What the exercise asks | In the records that follow, show each line where the word "الغزو" is present.

Provided material |

--------

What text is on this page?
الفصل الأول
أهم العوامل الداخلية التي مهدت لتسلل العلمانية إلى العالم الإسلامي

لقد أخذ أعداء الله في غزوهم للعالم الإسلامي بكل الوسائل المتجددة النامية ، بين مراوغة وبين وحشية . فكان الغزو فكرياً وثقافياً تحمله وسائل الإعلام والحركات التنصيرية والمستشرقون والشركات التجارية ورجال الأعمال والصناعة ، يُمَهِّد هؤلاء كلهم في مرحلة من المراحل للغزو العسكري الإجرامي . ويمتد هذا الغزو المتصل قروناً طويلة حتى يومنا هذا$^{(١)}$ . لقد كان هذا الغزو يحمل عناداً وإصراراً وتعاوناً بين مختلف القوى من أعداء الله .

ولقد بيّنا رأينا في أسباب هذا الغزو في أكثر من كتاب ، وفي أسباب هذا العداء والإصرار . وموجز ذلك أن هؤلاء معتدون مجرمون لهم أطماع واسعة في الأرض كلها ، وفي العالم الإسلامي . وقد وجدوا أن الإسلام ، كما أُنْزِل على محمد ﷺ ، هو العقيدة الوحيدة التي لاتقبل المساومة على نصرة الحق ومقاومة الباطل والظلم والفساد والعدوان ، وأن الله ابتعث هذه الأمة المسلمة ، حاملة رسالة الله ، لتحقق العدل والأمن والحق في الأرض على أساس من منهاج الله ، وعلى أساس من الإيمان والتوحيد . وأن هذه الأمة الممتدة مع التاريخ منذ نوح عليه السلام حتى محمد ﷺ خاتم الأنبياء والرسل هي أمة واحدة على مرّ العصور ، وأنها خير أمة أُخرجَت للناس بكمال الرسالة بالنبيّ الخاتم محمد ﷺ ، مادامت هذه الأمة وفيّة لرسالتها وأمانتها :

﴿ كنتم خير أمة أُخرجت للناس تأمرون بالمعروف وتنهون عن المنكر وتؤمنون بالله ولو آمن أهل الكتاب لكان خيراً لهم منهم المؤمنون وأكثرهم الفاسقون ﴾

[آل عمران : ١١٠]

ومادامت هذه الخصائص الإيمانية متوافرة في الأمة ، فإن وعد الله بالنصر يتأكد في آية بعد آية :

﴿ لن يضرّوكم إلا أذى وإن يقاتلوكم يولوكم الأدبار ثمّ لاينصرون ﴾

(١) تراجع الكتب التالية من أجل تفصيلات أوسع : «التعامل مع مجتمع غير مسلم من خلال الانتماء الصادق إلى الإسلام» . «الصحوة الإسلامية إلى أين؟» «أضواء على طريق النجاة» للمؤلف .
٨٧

--------

Task result |
لقد أخذ أعداء الله في غزوهم للعالم الإسلامي بكل الوسائل المتجددة النامية ، بين مراوغة وبين وحشية . فكان الغزو فكرياً وثقافياً تحمله وسائل الإعلام والحركات التنصيرية والمستشرقون والشركات التجارية ورجال الأعمال والصناعة ، يُمَهِّد هؤلاء كلهم في مرحلة من المراحل للغزو العسكري الإجرامي . ويمتد هذا الغزو المتصل قروناً طويلة حتى يومنا هذا$^{(١)}$ . لقد كان هذا الغزو يحمل عناداً وإصراراً وتعاوناً بين مختلف القوى من أعداء الله .
ولقد بيّنا رأينا في أسباب هذا الغزو في أكثر من كتاب ، وفي أسباب هذا العداء والإصرار . وموجز ذلك أن هؤلاء معتدون مجرمون لهم أطماع واسعة في الأرض كلها ، وفي العالم الإسلامي . وقد وجدوا أن الإسلام ، كما أُنْزِل على محمد ﷺ ، هو العقيدة الوحيدة التي لاتقبل المساومة على نصرة الحق ومقاومة الباطل والظلم والفساد والعدوان ، وأن الله ابتعث هذه الأمة المسلمة ، حاملة رسالة الله ، لتحقق العدل والأمن والحق في الأرض على أساس من منهاج الله ، وعلى أساس من الإيمان والتوحيد . وأن هذه الأمة الممتدة مع التاريخ منذ نوح عليه السلام حتى محمد ﷺ خاتم الأنبياء والرسل هي أمة واحدة على مرّ العصور ، وأنها خير أمة أُخرجَت للناس بكمال الرسالة بالنبيّ الخاتم محمد ﷺ ، مادامت هذه الأمة وفيّة لرسالتها وأمانتها :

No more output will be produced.